(Raw records)
• • • • • • •
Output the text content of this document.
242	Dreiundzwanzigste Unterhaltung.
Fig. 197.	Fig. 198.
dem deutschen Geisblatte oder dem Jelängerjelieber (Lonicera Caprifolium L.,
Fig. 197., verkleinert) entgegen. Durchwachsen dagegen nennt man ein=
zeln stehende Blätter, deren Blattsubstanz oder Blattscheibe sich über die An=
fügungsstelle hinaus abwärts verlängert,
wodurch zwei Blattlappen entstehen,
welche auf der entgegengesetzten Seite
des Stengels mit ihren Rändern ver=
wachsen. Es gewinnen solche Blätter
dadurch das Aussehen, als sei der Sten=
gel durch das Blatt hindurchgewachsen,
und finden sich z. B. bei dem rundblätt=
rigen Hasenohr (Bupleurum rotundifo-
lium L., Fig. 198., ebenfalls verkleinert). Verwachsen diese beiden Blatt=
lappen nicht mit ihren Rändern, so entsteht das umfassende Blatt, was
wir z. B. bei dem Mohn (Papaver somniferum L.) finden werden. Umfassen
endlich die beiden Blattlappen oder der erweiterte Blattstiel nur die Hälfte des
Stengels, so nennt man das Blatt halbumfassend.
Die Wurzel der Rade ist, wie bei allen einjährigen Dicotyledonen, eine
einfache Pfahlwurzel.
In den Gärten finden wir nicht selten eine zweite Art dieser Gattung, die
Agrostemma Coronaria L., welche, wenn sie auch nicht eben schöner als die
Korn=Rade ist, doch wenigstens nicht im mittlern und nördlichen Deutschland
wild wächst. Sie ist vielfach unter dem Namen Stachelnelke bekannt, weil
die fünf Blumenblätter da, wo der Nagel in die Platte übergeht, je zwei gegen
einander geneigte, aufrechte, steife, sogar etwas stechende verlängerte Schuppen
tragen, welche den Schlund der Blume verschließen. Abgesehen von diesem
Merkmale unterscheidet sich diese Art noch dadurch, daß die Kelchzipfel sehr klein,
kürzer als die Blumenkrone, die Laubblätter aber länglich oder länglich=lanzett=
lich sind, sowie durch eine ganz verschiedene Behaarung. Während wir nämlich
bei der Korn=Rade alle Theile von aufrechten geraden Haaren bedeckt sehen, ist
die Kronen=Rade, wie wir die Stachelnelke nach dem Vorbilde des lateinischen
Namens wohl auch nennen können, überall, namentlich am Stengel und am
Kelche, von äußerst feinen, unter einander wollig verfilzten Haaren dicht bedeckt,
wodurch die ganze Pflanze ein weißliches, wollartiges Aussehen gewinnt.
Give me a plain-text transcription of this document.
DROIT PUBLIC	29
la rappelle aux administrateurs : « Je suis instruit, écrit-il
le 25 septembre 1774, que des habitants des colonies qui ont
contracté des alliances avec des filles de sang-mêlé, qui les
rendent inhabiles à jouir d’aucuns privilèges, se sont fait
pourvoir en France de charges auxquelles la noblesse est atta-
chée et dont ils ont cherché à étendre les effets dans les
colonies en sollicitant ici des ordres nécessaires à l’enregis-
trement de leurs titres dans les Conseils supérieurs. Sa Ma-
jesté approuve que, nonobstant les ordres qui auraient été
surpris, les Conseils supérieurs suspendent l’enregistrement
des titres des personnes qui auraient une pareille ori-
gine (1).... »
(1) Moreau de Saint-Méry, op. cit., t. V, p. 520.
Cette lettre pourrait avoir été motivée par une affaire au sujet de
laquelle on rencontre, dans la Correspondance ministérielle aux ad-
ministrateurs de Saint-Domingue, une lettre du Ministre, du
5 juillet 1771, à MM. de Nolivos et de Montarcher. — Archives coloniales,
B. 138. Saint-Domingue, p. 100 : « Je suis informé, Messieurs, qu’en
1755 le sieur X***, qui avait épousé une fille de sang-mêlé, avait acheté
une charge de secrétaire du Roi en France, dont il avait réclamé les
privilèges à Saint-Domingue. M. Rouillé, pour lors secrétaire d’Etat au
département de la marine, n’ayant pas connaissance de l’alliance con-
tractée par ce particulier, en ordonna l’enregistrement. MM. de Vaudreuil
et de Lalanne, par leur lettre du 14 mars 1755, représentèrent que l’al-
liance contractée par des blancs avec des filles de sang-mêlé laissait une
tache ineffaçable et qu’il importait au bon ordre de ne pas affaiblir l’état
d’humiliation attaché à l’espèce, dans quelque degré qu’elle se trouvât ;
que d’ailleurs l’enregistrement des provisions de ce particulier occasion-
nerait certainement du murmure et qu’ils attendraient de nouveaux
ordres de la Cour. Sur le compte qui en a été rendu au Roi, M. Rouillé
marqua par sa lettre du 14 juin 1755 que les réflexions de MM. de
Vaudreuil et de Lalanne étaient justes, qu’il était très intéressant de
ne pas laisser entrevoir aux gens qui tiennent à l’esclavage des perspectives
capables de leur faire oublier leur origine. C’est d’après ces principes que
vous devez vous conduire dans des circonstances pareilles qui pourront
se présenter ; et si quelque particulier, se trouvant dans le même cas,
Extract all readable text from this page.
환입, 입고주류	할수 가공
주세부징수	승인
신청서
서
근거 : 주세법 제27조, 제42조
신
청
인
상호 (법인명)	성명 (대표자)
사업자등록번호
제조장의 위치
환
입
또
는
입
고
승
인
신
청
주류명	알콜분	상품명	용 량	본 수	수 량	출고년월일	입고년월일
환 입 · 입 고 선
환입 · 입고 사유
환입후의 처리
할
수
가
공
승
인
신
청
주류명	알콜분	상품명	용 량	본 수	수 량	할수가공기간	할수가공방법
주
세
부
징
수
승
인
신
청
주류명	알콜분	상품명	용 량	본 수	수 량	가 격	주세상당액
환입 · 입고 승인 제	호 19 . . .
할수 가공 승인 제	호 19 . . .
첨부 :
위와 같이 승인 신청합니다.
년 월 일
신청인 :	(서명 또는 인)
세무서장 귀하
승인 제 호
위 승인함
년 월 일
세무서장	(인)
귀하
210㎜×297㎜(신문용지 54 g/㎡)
• • • • • • •
**What the exercise asks:**
Give the number of lines in the material above that have the word "quelque" in them, and nothing more.

**The solution:**
2